## Begin

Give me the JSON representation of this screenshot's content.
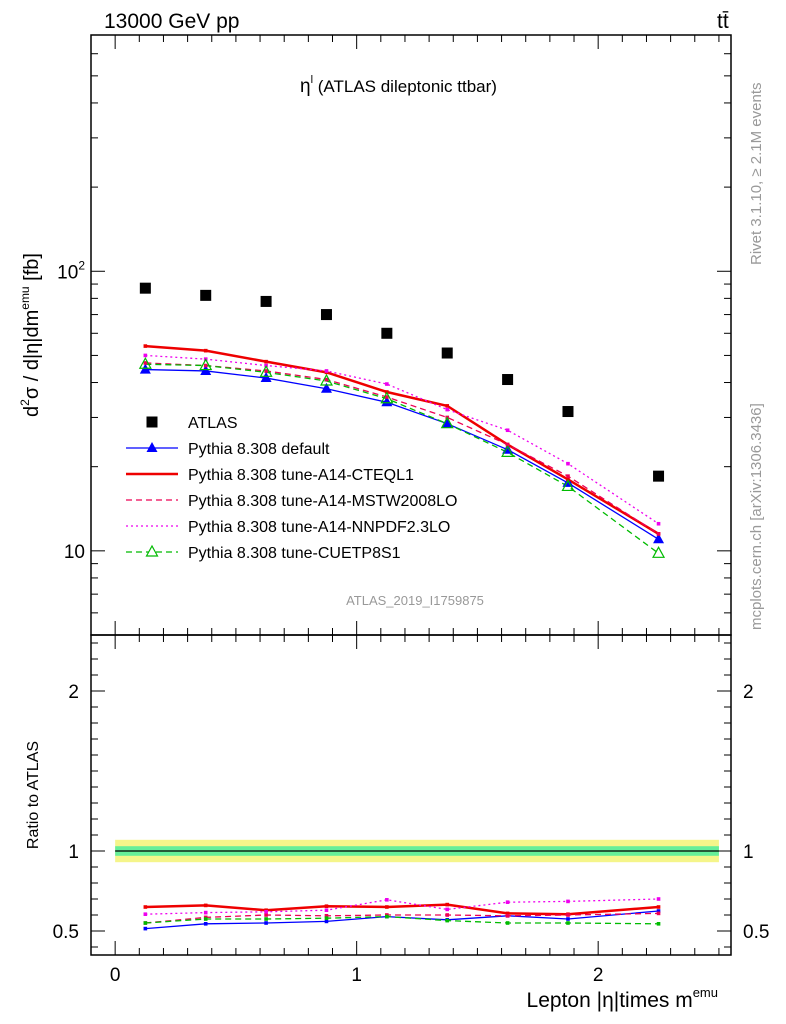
{
  "header": {
    "energy_label": "13000 GeV pp",
    "process_label": "tt̄"
  },
  "side_labels": {
    "rivet": "Rivet 3.1.10, ≥ 2.1M events",
    "mcplots": "mcplots.cern.ch [arXiv:1306.3436]"
  },
  "chart_data": [
    {
      "type": "line",
      "title": "η (ATLAS dileptonic ttbar)",
      "title_main": "η",
      "title_sup": "l",
      "title_rest": " (ATLAS dileptonic ttbar)",
      "watermark": "ATLAS_2019_I1759875",
      "ylabel": "d²σ / d|η|dm^emu [fb]",
      "yscale": "log",
      "ylim": [
        5,
        700
      ],
      "xlim": [
        -0.1,
        2.55
      ],
      "y_tick_labels": [
        {
          "value": 10,
          "base": "10",
          "exp": ""
        },
        {
          "value": 100,
          "base": "10",
          "exp": "2"
        }
      ],
      "legend_placement": "center-left",
      "x": [
        0.125,
        0.375,
        0.625,
        0.875,
        1.125,
        1.375,
        1.625,
        1.875,
        2.25
      ],
      "series": [
        {
          "name": "ATLAS",
          "color": "#000000",
          "style": "marker",
          "marker": "square",
          "values": [
            87,
            82,
            78,
            70,
            60,
            51,
            41,
            31.5,
            18.5
          ]
        },
        {
          "name": "Pythia 8.308 default",
          "color": "#0000ff",
          "style": "solid",
          "marker": "triangle",
          "values": [
            44.5,
            44,
            41.5,
            38,
            34,
            28.5,
            23,
            17.5,
            11
          ]
        },
        {
          "name": "Pythia 8.308 tune-A14-CTEQL1",
          "color": "#ee0000",
          "style": "solid-thick",
          "marker": "none",
          "values": [
            54,
            52,
            47.5,
            43.5,
            37,
            33,
            24,
            18,
            11.5
          ]
        },
        {
          "name": "Pythia 8.308 tune-A14-MSTW2008LO",
          "color": "#ee0055",
          "style": "dashed",
          "marker": "none",
          "values": [
            47,
            46,
            44,
            41,
            35.5,
            30,
            24,
            18.5,
            11.5
          ]
        },
        {
          "name": "Pythia 8.308 tune-A14-NNPDF2.3LO",
          "color": "#ee00ee",
          "style": "dotted",
          "marker": "none",
          "values": [
            50,
            48.5,
            46,
            44,
            39.5,
            32,
            27,
            20.5,
            12.5
          ]
        },
        {
          "name": "Pythia 8.308 tune-CUETP8S1",
          "color": "#00bb00",
          "style": "dashed",
          "marker": "open-triangle",
          "values": [
            46.5,
            46,
            43.5,
            40.5,
            35,
            28.5,
            22.5,
            17,
            9.8
          ]
        }
      ]
    },
    {
      "type": "line",
      "ylabel": "Ratio to ATLAS",
      "xlabel_main": "Lepton |η|times m",
      "xlabel_sup": "emu",
      "ylim": [
        0.35,
        2.35
      ],
      "xlim": [
        -0.1,
        2.55
      ],
      "y_tick_labels": [
        "0.5",
        "1",
        "2"
      ],
      "y_tick_values": [
        0.5,
        1,
        2
      ],
      "x_tick_labels": [
        "0",
        "1",
        "2"
      ],
      "x_tick_values": [
        0,
        1,
        2
      ],
      "band": {
        "x_range": [
          0,
          2.5
        ],
        "inner": [
          0.97,
          1.03
        ],
        "outer": [
          0.93,
          1.07
        ],
        "inner_color": "#66ee99",
        "outer_color": "#f5f58a"
      },
      "x": [
        0.125,
        0.375,
        0.625,
        0.875,
        1.125,
        1.375,
        1.625,
        1.875,
        2.25
      ],
      "series": [
        {
          "name": "Pythia 8.308 default",
          "color": "#0000ff",
          "style": "solid",
          "values": [
            0.515,
            0.545,
            0.55,
            0.56,
            0.59,
            0.57,
            0.595,
            0.575,
            0.625
          ]
        },
        {
          "name": "Pythia 8.308 tune-A14-CTEQL1",
          "color": "#ee0000",
          "style": "solid-thick",
          "values": [
            0.65,
            0.66,
            0.63,
            0.655,
            0.65,
            0.665,
            0.61,
            0.605,
            0.65
          ]
        },
        {
          "name": "Pythia 8.308 tune-A14-MSTW2008LO",
          "color": "#ee0055",
          "style": "dashed",
          "values": [
            0.55,
            0.585,
            0.6,
            0.595,
            0.6,
            0.6,
            0.595,
            0.6,
            0.61
          ]
        },
        {
          "name": "Pythia 8.308 tune-A14-NNPDF2.3LO",
          "color": "#ee00ee",
          "style": "dotted",
          "values": [
            0.605,
            0.615,
            0.62,
            0.63,
            0.695,
            0.635,
            0.68,
            0.685,
            0.7
          ]
        },
        {
          "name": "Pythia 8.308 tune-CUETP8S1",
          "color": "#00bb00",
          "style": "dashed",
          "values": [
            0.55,
            0.575,
            0.575,
            0.58,
            0.59,
            0.565,
            0.55,
            0.55,
            0.545
          ]
        }
      ]
    }
  ]
}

## End

**Exercise objective**
Search the data for the word "dileptonic" and copy each line where it appears.

**Result of the exercise**
      "title": "η (ATLAS dileptonic ttbar)",
      "title_rest": " (ATLAS dileptonic ttbar)",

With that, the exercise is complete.